Brief>
Pull every line containing "tdry" out of the material below.

Records provided>
* Begin *

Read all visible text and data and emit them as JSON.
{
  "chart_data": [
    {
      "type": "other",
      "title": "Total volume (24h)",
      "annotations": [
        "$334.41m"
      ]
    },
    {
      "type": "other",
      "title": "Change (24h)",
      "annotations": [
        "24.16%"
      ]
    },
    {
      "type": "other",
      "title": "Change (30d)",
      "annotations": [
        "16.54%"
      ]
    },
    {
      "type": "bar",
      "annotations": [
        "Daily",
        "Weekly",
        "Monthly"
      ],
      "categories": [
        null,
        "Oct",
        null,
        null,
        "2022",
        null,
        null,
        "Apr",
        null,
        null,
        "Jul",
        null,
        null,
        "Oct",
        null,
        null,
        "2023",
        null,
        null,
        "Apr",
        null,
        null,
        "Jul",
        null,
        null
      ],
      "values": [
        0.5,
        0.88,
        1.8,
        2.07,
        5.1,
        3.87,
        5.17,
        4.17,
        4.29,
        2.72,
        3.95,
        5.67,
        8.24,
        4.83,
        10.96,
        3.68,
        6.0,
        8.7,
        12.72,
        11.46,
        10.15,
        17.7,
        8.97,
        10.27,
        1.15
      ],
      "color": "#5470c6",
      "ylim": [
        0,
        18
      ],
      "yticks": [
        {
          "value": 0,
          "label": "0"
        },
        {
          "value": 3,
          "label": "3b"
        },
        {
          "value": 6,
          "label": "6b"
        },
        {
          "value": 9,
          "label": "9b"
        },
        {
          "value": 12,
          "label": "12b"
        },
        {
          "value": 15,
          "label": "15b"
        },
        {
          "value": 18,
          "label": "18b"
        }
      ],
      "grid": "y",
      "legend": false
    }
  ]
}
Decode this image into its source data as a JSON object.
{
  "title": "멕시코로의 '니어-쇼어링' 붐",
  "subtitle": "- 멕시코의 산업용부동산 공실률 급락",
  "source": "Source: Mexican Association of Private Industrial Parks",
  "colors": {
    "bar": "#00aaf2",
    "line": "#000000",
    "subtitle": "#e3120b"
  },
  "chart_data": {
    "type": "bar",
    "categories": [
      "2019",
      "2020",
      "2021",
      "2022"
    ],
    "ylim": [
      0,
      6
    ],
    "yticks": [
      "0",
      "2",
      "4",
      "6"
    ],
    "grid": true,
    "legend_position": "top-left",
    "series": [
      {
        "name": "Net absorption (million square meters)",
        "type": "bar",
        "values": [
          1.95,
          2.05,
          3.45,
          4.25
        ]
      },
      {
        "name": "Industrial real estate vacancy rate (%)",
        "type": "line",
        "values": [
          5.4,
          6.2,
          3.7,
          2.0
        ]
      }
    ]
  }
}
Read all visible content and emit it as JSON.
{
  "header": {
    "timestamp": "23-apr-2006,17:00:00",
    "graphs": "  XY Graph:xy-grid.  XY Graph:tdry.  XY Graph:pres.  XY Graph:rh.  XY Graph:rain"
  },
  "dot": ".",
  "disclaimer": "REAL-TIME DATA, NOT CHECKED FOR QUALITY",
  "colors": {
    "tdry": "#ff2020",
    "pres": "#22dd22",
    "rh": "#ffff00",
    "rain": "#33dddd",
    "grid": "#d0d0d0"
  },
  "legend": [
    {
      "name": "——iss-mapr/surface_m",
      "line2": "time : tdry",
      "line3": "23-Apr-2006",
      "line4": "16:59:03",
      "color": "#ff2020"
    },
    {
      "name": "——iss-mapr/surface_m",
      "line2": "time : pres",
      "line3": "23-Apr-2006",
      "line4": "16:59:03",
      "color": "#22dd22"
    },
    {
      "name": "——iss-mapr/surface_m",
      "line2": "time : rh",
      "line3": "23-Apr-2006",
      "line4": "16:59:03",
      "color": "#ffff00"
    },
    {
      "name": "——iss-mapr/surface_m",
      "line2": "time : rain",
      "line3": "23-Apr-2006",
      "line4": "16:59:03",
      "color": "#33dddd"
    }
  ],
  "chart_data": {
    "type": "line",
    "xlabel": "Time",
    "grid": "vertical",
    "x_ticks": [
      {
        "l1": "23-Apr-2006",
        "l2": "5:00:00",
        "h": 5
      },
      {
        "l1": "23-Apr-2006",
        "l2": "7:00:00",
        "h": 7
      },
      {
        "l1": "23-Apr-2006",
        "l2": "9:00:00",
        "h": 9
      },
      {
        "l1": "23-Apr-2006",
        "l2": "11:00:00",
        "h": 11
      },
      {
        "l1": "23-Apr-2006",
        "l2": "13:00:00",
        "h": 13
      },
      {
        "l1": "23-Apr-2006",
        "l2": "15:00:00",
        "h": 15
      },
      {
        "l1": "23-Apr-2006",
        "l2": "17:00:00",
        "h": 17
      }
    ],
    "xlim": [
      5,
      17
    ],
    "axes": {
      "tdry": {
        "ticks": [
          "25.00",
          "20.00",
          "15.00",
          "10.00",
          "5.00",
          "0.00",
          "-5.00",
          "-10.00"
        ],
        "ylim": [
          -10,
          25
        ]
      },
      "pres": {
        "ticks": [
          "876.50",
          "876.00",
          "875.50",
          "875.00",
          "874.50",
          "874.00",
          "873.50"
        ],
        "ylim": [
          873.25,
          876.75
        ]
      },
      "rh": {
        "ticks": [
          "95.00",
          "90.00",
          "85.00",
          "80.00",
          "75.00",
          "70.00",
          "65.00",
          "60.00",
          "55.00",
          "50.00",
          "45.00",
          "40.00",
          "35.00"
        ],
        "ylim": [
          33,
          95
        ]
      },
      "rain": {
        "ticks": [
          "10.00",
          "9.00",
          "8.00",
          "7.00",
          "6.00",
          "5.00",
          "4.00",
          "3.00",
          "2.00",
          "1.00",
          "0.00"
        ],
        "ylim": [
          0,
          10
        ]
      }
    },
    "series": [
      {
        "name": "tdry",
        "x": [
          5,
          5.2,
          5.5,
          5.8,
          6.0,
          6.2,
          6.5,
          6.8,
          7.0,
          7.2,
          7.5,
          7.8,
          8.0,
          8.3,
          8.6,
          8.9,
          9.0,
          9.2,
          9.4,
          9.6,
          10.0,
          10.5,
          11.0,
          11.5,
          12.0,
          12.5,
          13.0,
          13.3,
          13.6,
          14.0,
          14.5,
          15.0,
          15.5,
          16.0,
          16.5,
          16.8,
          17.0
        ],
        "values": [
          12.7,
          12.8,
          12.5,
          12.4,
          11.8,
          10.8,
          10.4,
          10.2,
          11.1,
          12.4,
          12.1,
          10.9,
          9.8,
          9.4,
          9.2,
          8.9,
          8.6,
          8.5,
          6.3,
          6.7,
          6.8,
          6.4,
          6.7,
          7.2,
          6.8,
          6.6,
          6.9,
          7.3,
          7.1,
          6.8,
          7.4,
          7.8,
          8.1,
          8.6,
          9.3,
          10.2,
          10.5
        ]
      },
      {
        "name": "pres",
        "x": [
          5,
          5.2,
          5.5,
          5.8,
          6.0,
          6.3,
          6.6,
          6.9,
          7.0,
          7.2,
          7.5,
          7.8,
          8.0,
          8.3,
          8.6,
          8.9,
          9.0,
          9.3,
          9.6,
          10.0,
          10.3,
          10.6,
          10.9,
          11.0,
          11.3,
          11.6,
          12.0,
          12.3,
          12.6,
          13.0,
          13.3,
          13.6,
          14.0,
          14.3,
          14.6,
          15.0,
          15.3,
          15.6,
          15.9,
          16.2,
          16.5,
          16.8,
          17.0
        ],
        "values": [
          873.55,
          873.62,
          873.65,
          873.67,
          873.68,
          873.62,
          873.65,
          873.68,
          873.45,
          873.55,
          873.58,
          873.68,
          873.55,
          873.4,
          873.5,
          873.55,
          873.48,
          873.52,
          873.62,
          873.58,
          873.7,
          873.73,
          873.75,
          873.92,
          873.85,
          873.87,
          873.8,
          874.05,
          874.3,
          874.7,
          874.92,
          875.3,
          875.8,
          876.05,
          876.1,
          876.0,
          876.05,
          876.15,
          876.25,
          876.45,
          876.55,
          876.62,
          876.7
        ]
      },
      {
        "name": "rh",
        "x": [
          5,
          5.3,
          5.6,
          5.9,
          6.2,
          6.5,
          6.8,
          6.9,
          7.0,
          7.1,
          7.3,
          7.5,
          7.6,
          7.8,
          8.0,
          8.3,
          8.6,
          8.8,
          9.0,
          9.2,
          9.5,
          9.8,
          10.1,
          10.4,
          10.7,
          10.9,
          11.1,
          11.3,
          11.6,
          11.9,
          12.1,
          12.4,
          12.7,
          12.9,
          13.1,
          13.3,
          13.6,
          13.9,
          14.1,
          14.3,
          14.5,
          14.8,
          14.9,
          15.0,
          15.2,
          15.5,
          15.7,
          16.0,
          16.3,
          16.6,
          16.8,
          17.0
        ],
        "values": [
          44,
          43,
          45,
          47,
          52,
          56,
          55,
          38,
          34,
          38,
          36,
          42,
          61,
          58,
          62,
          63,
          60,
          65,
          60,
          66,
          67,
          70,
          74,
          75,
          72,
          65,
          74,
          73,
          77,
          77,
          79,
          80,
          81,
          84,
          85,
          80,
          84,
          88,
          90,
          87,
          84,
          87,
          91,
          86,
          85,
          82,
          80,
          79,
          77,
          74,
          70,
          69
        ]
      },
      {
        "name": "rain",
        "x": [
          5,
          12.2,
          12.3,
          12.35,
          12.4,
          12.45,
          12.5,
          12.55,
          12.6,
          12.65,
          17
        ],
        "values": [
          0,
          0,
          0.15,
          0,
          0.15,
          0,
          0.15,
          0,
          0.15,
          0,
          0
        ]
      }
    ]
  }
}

* End *

Written reply>
    "graphs": "  XY Graph:xy-grid.  XY Graph:tdry.  XY Graph:pres.  XY Graph:rh.  XY Graph:rain"
    "tdry": "#ff2020",
      "line2": "time : tdry",
      "tdry": {
        "name": "tdry",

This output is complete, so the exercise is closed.